-- Start --
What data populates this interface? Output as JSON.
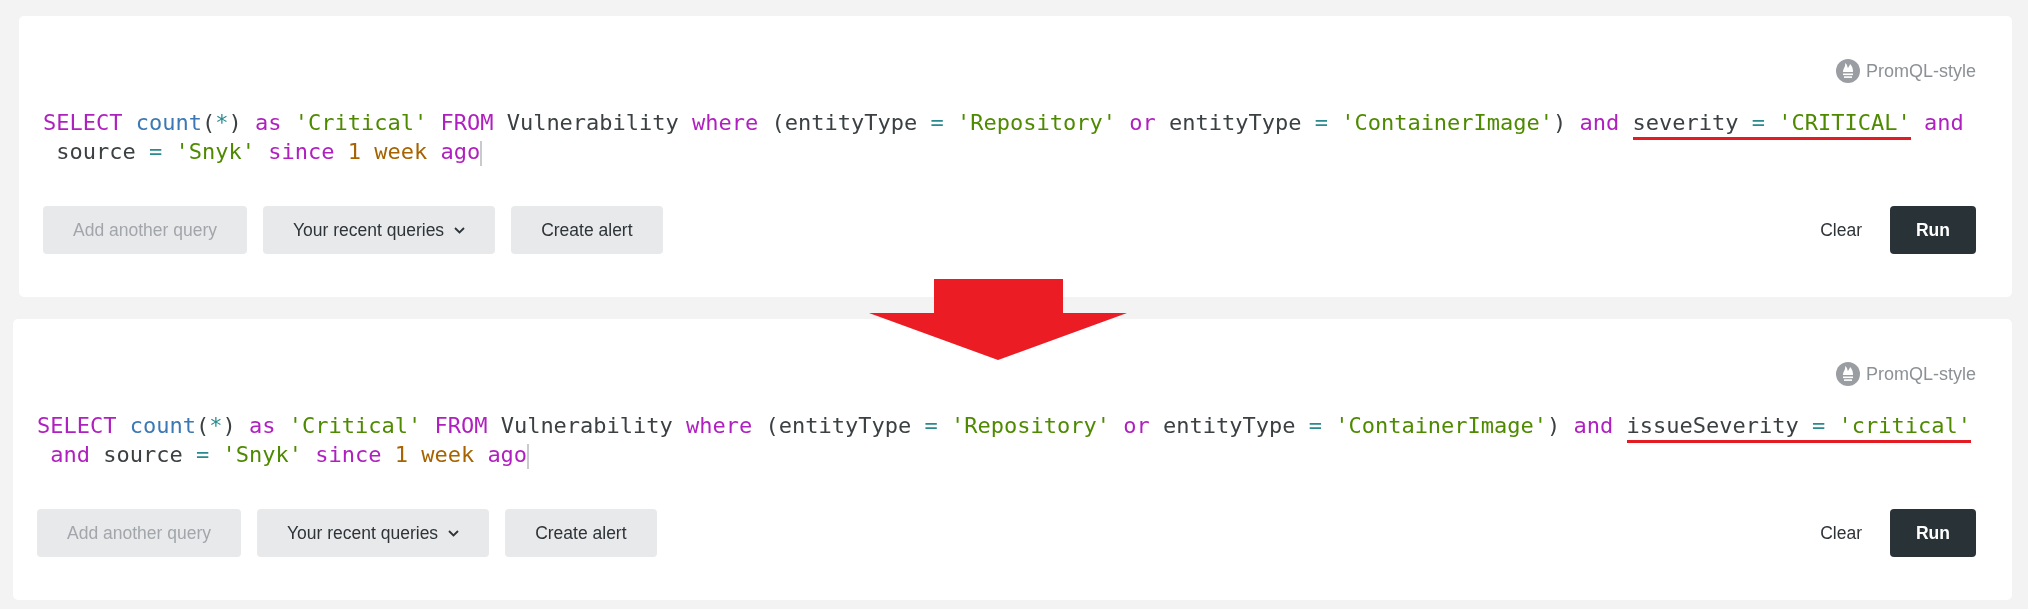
{
  "panels": [
    {
      "badge": "PromQL-style",
      "query_lines": [
        [
          {
            "kind": "keyword",
            "text": "SELECT ",
            "underlined": false
          },
          {
            "kind": "function",
            "text": "count",
            "underlined": false
          },
          {
            "kind": "plain",
            "text": "(",
            "underlined": false
          },
          {
            "kind": "operator",
            "text": "*",
            "underlined": false
          },
          {
            "kind": "plain",
            "text": ") ",
            "underlined": false
          },
          {
            "kind": "keyword",
            "text": "as ",
            "underlined": false
          },
          {
            "kind": "string",
            "text": "'Critical' ",
            "underlined": false
          },
          {
            "kind": "keyword",
            "text": "FROM ",
            "underlined": false
          },
          {
            "kind": "plain",
            "text": "Vulnerability ",
            "underlined": false
          },
          {
            "kind": "keyword",
            "text": "where ",
            "underlined": false
          },
          {
            "kind": "plain",
            "text": "(entityType ",
            "underlined": false
          },
          {
            "kind": "operator",
            "text": "= ",
            "underlined": false
          },
          {
            "kind": "string",
            "text": "'Repository' ",
            "underlined": false
          },
          {
            "kind": "keyword",
            "text": "or ",
            "underlined": false
          },
          {
            "kind": "plain",
            "text": "entityType ",
            "underlined": false
          },
          {
            "kind": "operator",
            "text": "= ",
            "underlined": false
          },
          {
            "kind": "string",
            "text": "'ContainerImage'",
            "underlined": false
          },
          {
            "kind": "plain",
            "text": ") ",
            "underlined": false
          },
          {
            "kind": "keyword",
            "text": "and ",
            "underlined": false
          },
          {
            "kind": "plain",
            "text": "severity ",
            "underlined": true
          },
          {
            "kind": "operator",
            "text": "= ",
            "underlined": true
          },
          {
            "kind": "string",
            "text": "'CRITICAL'",
            "underlined": true
          },
          {
            "kind": "keyword",
            "text": " and",
            "underlined": false
          }
        ],
        [
          {
            "kind": "plain",
            "text": " source ",
            "underlined": false
          },
          {
            "kind": "operator",
            "text": "= ",
            "underlined": false
          },
          {
            "kind": "string",
            "text": "'Snyk' ",
            "underlined": false
          },
          {
            "kind": "keyword",
            "text": "since ",
            "underlined": false
          },
          {
            "kind": "number",
            "text": "1 week ",
            "underlined": false
          },
          {
            "kind": "keyword",
            "text": "ago",
            "underlined": false
          }
        ]
      ],
      "buttons": [
        {
          "kind": "plain",
          "label": "Add another query",
          "disabled": true
        },
        {
          "kind": "dropdown",
          "label": "Your recent queries",
          "disabled": false
        },
        {
          "kind": "plain",
          "label": "Create alert",
          "disabled": false
        }
      ],
      "clear": "Clear",
      "run": "Run"
    },
    {
      "badge": "PromQL-style",
      "query_lines": [
        [
          {
            "kind": "keyword",
            "text": "SELECT ",
            "underlined": false
          },
          {
            "kind": "function",
            "text": "count",
            "underlined": false
          },
          {
            "kind": "plain",
            "text": "(",
            "underlined": false
          },
          {
            "kind": "operator",
            "text": "*",
            "underlined": false
          },
          {
            "kind": "plain",
            "text": ") ",
            "underlined": false
          },
          {
            "kind": "keyword",
            "text": "as ",
            "underlined": false
          },
          {
            "kind": "string",
            "text": "'Critical' ",
            "underlined": false
          },
          {
            "kind": "keyword",
            "text": "FROM ",
            "underlined": false
          },
          {
            "kind": "plain",
            "text": "Vulnerability ",
            "underlined": false
          },
          {
            "kind": "keyword",
            "text": "where ",
            "underlined": false
          },
          {
            "kind": "plain",
            "text": "(entityType ",
            "underlined": false
          },
          {
            "kind": "operator",
            "text": "= ",
            "underlined": false
          },
          {
            "kind": "string",
            "text": "'Repository' ",
            "underlined": false
          },
          {
            "kind": "keyword",
            "text": "or ",
            "underlined": false
          },
          {
            "kind": "plain",
            "text": "entityType ",
            "underlined": false
          },
          {
            "kind": "operator",
            "text": "= ",
            "underlined": false
          },
          {
            "kind": "string",
            "text": "'ContainerImage'",
            "underlined": false
          },
          {
            "kind": "plain",
            "text": ") ",
            "underlined": false
          },
          {
            "kind": "keyword",
            "text": "and ",
            "underlined": false
          },
          {
            "kind": "plain",
            "text": "issueSeverity ",
            "underlined": true
          },
          {
            "kind": "operator",
            "text": "= ",
            "underlined": true
          },
          {
            "kind": "string",
            "text": "'critical'",
            "underlined": true
          }
        ],
        [
          {
            "kind": "keyword",
            "text": " and ",
            "underlined": false
          },
          {
            "kind": "plain",
            "text": "source ",
            "underlined": false
          },
          {
            "kind": "operator",
            "text": "= ",
            "underlined": false
          },
          {
            "kind": "string",
            "text": "'Snyk' ",
            "underlined": false
          },
          {
            "kind": "keyword",
            "text": "since ",
            "underlined": false
          },
          {
            "kind": "number",
            "text": "1 week ",
            "underlined": false
          },
          {
            "kind": "keyword",
            "text": "ago",
            "underlined": false
          }
        ]
      ],
      "buttons": [
        {
          "kind": "plain",
          "label": "Add another query",
          "disabled": true
        },
        {
          "kind": "dropdown",
          "label": "Your recent queries",
          "disabled": false
        },
        {
          "kind": "plain",
          "label": "Create alert",
          "disabled": false
        }
      ],
      "clear": "Clear",
      "run": "Run"
    }
  ]
}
-- End --
**Task instructions:** Print out the material word for word, omitting the pictures.

**Solution to this exercise:**
What data populates this interface? Output as JSON.
{
  "panels": [
    {
      "badge": "PromQL-style",
      "query_lines": [
        [
          {
            "kind": "keyword",
            "text": "SELECT ",
            "underlined": false
          },
          {
            "kind": "function",
            "text": "count",
            "underlined": false
          },
          {
            "kind": "plain",
            "text": "(",
            "underlined": false
          },
          {
            "kind": "operator",
            "text": "*",
            "underlined": false
          },
          {
            "kind": "plain",
            "text": ") ",
            "underlined": false
          },
          {
            "kind": "keyword",
            "text": "as ",
            "underlined": false
          },
          {
            "kind": "string",
            "text": "'Critical' ",
            "underlined": false
          },
          {
            "kind": "keyword",
            "text": "FROM ",
            "underlined": false
          },
          {
            "kind": "plain",
            "text": "Vulnerability ",
            "underlined": false
          },
          {
            "kind": "keyword",
            "text": "where ",
            "underlined": false
          },
          {
            "kind": "plain",
            "text": "(entityType ",
            "underlined": false
          },
          {
            "kind": "operator",
            "text": "= ",
            "underlined": false
          },
          {
            "kind": "string",
            "text": "'Repository' ",
            "underlined": false
          },
          {
            "kind": "keyword",
            "text": "or ",
            "underlined": false
          },
          {
            "kind": "plain",
            "text": "entityType ",
            "underlined": false
          },
          {
            "kind": "operator",
            "text": "= ",
            "underlined": false
          },
          {
            "kind": "string",
            "text": "'ContainerImage'",
            "underlined": false
          },
          {
            "kind": "plain",
            "text": ") ",
            "underlined": false
          },
          {
            "kind": "keyword",
            "text": "and ",
            "underlined": false
          },
          {
            "kind": "plain",
            "text": "severity ",
            "underlined": true
          },
          {
            "kind": "operator",
            "text": "= ",
            "underlined": true
          },
          {
            "kind": "string",
            "text": "'CRITICAL'",
            "underlined": true
          },
          {
            "kind": "keyword",
            "text": " and",
            "underlined": false
          }
        ],
        [
          {
            "kind": "plain",
            "text": " source ",
            "underlined": false
          },
          {
            "kind": "operator",
            "text": "= ",
            "underlined": false
          },
          {
            "kind": "string",
            "text": "'Snyk' ",
            "underlined": false
          },
          {
            "kind": "keyword",
            "text": "since ",
            "underlined": false
          },
          {
            "kind": "number",
            "text": "1 week ",
            "underlined": false
          },
          {
            "kind": "keyword",
            "text": "ago",
            "underlined": false
          }
        ]
      ],
      "buttons": [
        {
          "kind": "plain",
          "label": "Add another query",
          "disabled": true
        },
        {
          "kind": "dropdown",
          "label": "Your recent queries",
          "disabled": false
        },
        {
          "kind": "plain",
          "label": "Create alert",
          "disabled": false
        }
      ],
      "clear": "Clear",
      "run": "Run"
    },
    {
      "badge": "PromQL-style",
      "query_lines": [
        [
          {
            "kind": "keyword",
            "text": "SELECT ",
            "underlined": false
          },
          {
            "kind": "function",
            "text": "count",
            "underlined": false
          },
          {
            "kind": "plain",
            "text": "(",
            "underlined": false
          },
          {
            "kind": "operator",
            "text": "*",
            "underlined": false
          },
          {
            "kind": "plain",
            "text": ") ",
            "underlined": false
          },
          {
            "kind": "keyword",
            "text": "as ",
            "underlined": false
          },
          {
            "kind": "string",
            "text": "'Critical' ",
            "underlined": false
          },
          {
            "kind": "keyword",
            "text": "FROM ",
            "underlined": false
          },
          {
            "kind": "plain",
            "text": "Vulnerability ",
            "underlined": false
          },
          {
            "kind": "keyword",
            "text": "where ",
            "underlined": false
          },
          {
            "kind": "plain",
            "text": "(entityType ",
            "underlined": false
          },
          {
            "kind": "operator",
            "text": "= ",
            "underlined": false
          },
          {
            "kind": "string",
            "text": "'Repository' ",
            "underlined": false
          },
          {
            "kind": "keyword",
            "text": "or ",
            "underlined": false
          },
          {
            "kind": "plain",
            "text": "entityType ",
            "underlined": false
          },
          {
            "kind": "operator",
            "text": "= ",
            "underlined": false
          },
          {
            "kind": "string",
            "text": "'ContainerImage'",
            "underlined": false
          },
          {
            "kind": "plain",
            "text": ") ",
            "underlined": false
          },
          {
            "kind": "keyword",
            "text": "and ",
            "underlined": false
          },
          {
            "kind": "plain",
            "text": "issueSeverity ",
            "underlined": true
          },
          {
            "kind": "operator",
            "text": "= ",
            "underlined": true
          },
          {
            "kind": "string",
            "text": "'critical'",
            "underlined": true
          }
        ],
        [
          {
            "kind": "keyword",
            "text": " and ",
            "underlined": false
          },
          {
            "kind": "plain",
            "text": "source ",
            "underlined": false
          },
          {
            "kind": "operator",
            "text": "= ",
            "underlined": false
          },
          {
            "kind": "string",
            "text": "'Snyk' ",
            "underlined": false
          },
          {
            "kind": "keyword",
            "text": "since ",
            "underlined": false
          },
          {
            "kind": "number",
            "text": "1 week ",
            "underlined": false
          },
          {
            "kind": "keyword",
            "text": "ago",
            "underlined": false
          }
        ]
      ],
      "buttons": [
        {
          "kind": "plain",
          "label": "Add another query",
          "disabled": true
        },
        {
          "kind": "dropdown",
          "label": "Your recent queries",
          "disabled": false
        },
        {
          "kind": "plain",
          "label": "Create alert",
          "disabled": false
        }
      ],
      "clear": "Clear",
      "run": "Run"
    }
  ]
}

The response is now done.